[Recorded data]
***
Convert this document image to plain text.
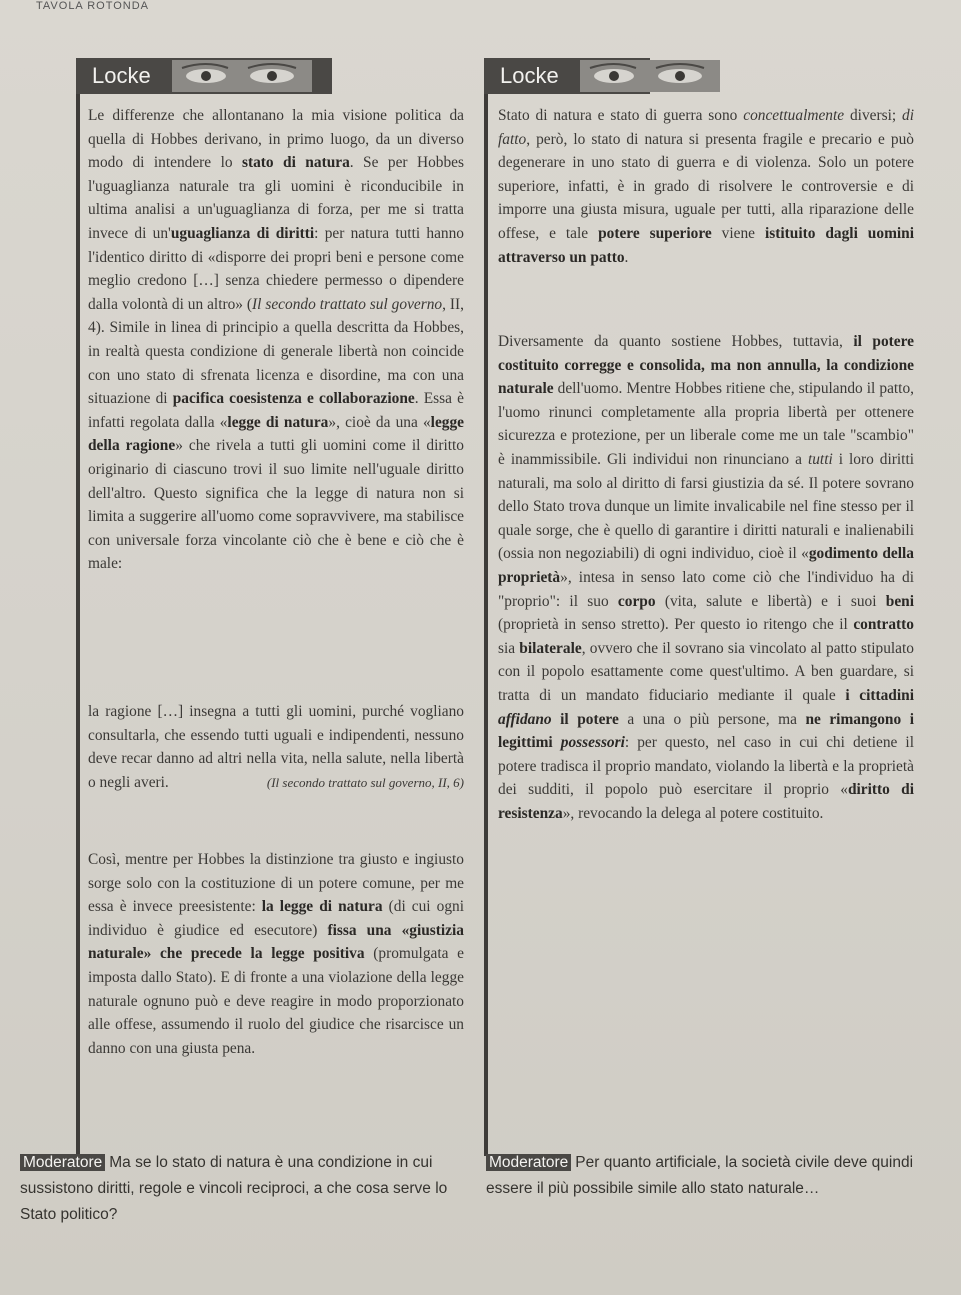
TAVOLA ROTONDA
Locke

Le differenze che allontanano la mia visione politica da quella di Hobbes derivano, in primo luogo, da un diverso modo di intendere lo stato di natura. Se per Hobbes l'uguaglianza naturale tra gli uomini è riconducibile in ultima analisi a un'uguaglianza di forza, per me si tratta invece di un'uguaglianza di diritti: per natura tutti hanno l'identico diritto di «disporre dei propri beni e persone come meglio credono […] senza chiedere permesso o dipendere dalla volontà di un altro» (Il secondo trattato sul governo, II, 4). Simile in linea di principio a quella descritta da Hobbes, in realtà questa condizione di generale libertà non coincide con uno stato di sfrenata licenza e disordine, ma con una situazione di pacifica coesistenza e collaborazione. Essa è infatti regolata dalla «legge di natura», cioè da una «legge della ragione» che rivela a tutti gli uomini come il diritto originario di ciascuno trovi il suo limite nell'uguale diritto dell'altro. Questo significa che la legge di natura non si limita a suggerire all'uomo come sopravvivere, ma stabilisce con universale forza vincolante ciò che è bene e ciò che è male:

la ragione […] insegna a tutti gli uomini, purché vogliano consultarla, che essendo tutti uguali e indipendenti, nessuno deve recar danno ad altri nella vita, nella salute, nella libertà o negli averi.	(Il secondo trattato sul governo, II, 6)

Così, mentre per Hobbes la distinzione tra giusto e ingiusto sorge solo con la costituzione di un potere comune, per me essa è invece preesistente: la legge di natura (di cui ogni individuo è giudice ed esecutore) fissa una «giustizia naturale» che precede la legge positiva (promulgata e imposta dallo Stato). E di fronte a una violazione della legge naturale ognuno può e deve reagire in modo proporzionato alle offese, assumendo il ruolo del giudice che risarcisce un danno con una giusta pena.

Locke

Stato di natura e stato di guerra sono concettualmente diversi; di fatto, però, lo stato di natura si presenta fragile e precario e può degenerare in uno stato di guerra e di violenza. Solo un potere superiore, infatti, è in grado di risolvere le controversie e di imporre una giusta misura, uguale per tutti, alla riparazione delle offese, e tale potere superiore viene istituito dagli uomini attraverso un patto.

Diversamente da quanto sostiene Hobbes, tuttavia, il potere costituito corregge e consolida, ma non annulla, la condizione naturale dell'uomo. Mentre Hobbes ritiene che, stipulando il patto, l'uomo rinunci completamente alla propria libertà per ottenere sicurezza e protezione, per un liberale come me un tale "scambio" è inammissibile. Gli individui non rinunciano a tutti i loro diritti naturali, ma solo al diritto di farsi giustizia da sé. Il potere sovrano dello Stato trova dunque un limite invalicabile nel fine stesso per il quale sorge, che è quello di garantire i diritti naturali e inalienabili (ossia non negoziabili) di ogni individuo, cioè il «godimento della proprietà», intesa in senso lato come ciò che l'individuo ha di "proprio": il suo corpo (vita, salute e libertà) e i suoi beni (proprietà in senso stretto). Per questo io ritengo che il contratto sia bilaterale, ovvero che il sovrano sia vincolato al patto stipulato con il popolo esattamente come quest'ultimo. A ben guardare, si tratta di un mandato fiduciario mediante il quale i cittadini affidano il potere a una o più persone, ma ne rimangono i legittimi possessori: per questo, nel caso in cui chi detiene il potere tradisca il proprio mandato, violando la libertà e la proprietà dei sudditi, il popolo può esercitare il proprio «diritto di resistenza», revocando la delega al potere costituito.

Moderatore Ma se lo stato di natura è una condizione in cui sussistono diritti, regole e vincoli reciproci, a che cosa serve lo Stato politico?
Moderatore Per quanto artificiale, la società civile deve quindi essere il più possibile simile allo stato naturale…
***
◆ Short exercise
Copy every line from the entries that contains the word "giusta".

◆ Response for this exercise
Così, mentre per Hobbes la distinzione tra giusto e ingiusto sorge solo con la costituzione di un potere comune, per me essa è invece preesistente: la legge di natura (di cui ogni individuo è giudice ed esecutore) fissa una «giustizia naturale» che precede la legge positiva (promulgata e imposta dallo Stato). E di fronte a una violazione della legge naturale ognuno può e deve reagire in modo proporzionato alle offese, assumendo il ruolo del giudice che risarcisce un danno con una giusta pena.
Stato di natura e stato di guerra sono concettualmente diversi; di fatto, però, lo stato di natura si presenta fragile e precario e può degenerare in uno stato di guerra e di violenza. Solo un potere superiore, infatti, è in grado di risolvere le controversie e di imporre una giusta misura, uguale per tutti, alla riparazione delle offese, e tale potere superiore viene istituito dagli uomini attraverso un patto.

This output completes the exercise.